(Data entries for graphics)

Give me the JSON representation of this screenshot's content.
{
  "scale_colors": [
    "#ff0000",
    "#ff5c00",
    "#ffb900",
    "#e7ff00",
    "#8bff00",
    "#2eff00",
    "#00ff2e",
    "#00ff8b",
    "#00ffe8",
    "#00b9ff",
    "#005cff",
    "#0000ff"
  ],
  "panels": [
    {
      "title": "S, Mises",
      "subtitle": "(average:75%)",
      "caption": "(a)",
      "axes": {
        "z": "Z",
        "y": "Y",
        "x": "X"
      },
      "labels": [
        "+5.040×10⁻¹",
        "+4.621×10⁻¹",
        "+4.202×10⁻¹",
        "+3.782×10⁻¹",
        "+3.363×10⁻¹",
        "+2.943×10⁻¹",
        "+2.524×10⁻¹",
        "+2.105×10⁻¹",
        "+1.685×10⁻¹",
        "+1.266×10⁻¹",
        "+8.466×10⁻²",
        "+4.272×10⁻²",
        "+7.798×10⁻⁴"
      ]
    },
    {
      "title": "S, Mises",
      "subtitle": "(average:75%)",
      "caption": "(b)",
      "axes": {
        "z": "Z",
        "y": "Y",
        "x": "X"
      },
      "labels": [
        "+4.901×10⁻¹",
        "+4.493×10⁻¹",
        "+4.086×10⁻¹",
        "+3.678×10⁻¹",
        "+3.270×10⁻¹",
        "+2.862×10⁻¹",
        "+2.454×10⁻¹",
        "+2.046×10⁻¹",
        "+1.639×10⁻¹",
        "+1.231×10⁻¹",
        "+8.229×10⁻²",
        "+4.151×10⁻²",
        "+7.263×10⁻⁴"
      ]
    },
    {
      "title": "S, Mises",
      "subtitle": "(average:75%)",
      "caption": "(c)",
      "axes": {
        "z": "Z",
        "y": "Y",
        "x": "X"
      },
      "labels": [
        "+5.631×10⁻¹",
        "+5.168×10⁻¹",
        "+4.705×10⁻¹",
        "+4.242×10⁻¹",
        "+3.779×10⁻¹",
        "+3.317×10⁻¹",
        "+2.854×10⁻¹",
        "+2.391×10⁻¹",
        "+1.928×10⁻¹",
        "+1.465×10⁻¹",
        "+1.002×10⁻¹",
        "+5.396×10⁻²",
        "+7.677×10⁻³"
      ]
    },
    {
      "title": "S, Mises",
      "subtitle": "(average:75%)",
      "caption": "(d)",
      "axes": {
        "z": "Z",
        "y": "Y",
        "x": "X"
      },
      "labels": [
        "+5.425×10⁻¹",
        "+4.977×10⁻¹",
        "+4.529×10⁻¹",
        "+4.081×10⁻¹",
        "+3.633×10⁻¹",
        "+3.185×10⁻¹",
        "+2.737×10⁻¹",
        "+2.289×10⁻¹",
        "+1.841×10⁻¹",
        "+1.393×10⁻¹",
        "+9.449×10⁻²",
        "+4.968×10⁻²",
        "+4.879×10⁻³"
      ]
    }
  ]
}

→ **PROMPT**
Copy each record from above exactly, and include every line.

→ **COMPLETE RESPONSE**
Give me the JSON representation of this screenshot's content.
{
  "scale_colors": [
    "#ff0000",
    "#ff5c00",
    "#ffb900",
    "#e7ff00",
    "#8bff00",
    "#2eff00",
    "#00ff2e",
    "#00ff8b",
    "#00ffe8",
    "#00b9ff",
    "#005cff",
    "#0000ff"
  ],
  "panels": [
    {
      "title": "S, Mises",
      "subtitle": "(average:75%)",
      "caption": "(a)",
      "axes": {
        "z": "Z",
        "y": "Y",
        "x": "X"
      },
      "labels": [
        "+5.040×10⁻¹",
        "+4.621×10⁻¹",
        "+4.202×10⁻¹",
        "+3.782×10⁻¹",
        "+3.363×10⁻¹",
        "+2.943×10⁻¹",
        "+2.524×10⁻¹",
        "+2.105×10⁻¹",
        "+1.685×10⁻¹",
        "+1.266×10⁻¹",
        "+8.466×10⁻²",
        "+4.272×10⁻²",
        "+7.798×10⁻⁴"
      ]
    },
    {
      "title": "S, Mises",
      "subtitle": "(average:75%)",
      "caption": "(b)",
      "axes": {
        "z": "Z",
        "y": "Y",
        "x": "X"
      },
      "labels": [
        "+4.901×10⁻¹",
        "+4.493×10⁻¹",
        "+4.086×10⁻¹",
        "+3.678×10⁻¹",
        "+3.270×10⁻¹",
        "+2.862×10⁻¹",
        "+2.454×10⁻¹",
        "+2.046×10⁻¹",
        "+1.639×10⁻¹",
        "+1.231×10⁻¹",
        "+8.229×10⁻²",
        "+4.151×10⁻²",
        "+7.263×10⁻⁴"
      ]
    },
    {
      "title": "S, Mises",
      "subtitle": "(average:75%)",
      "caption": "(c)",
      "axes": {
        "z": "Z",
        "y": "Y",
        "x": "X"
      },
      "labels": [
        "+5.631×10⁻¹",
        "+5.168×10⁻¹",
        "+4.705×10⁻¹",
        "+4.242×10⁻¹",
        "+3.779×10⁻¹",
        "+3.317×10⁻¹",
        "+2.854×10⁻¹",
        "+2.391×10⁻¹",
        "+1.928×10⁻¹",
        "+1.465×10⁻¹",
        "+1.002×10⁻¹",
        "+5.396×10⁻²",
        "+7.677×10⁻³"
      ]
    },
    {
      "title": "S, Mises",
      "subtitle": "(average:75%)",
      "caption": "(d)",
      "axes": {
        "z": "Z",
        "y": "Y",
        "x": "X"
      },
      "labels": [
        "+5.425×10⁻¹",
        "+4.977×10⁻¹",
        "+4.529×10⁻¹",
        "+4.081×10⁻¹",
        "+3.633×10⁻¹",
        "+3.185×10⁻¹",
        "+2.737×10⁻¹",
        "+2.289×10⁻¹",
        "+1.841×10⁻¹",
        "+1.393×10⁻¹",
        "+9.449×10⁻²",
        "+4.968×10⁻²",
        "+4.879×10⁻³"
      ]
    }
  ]
}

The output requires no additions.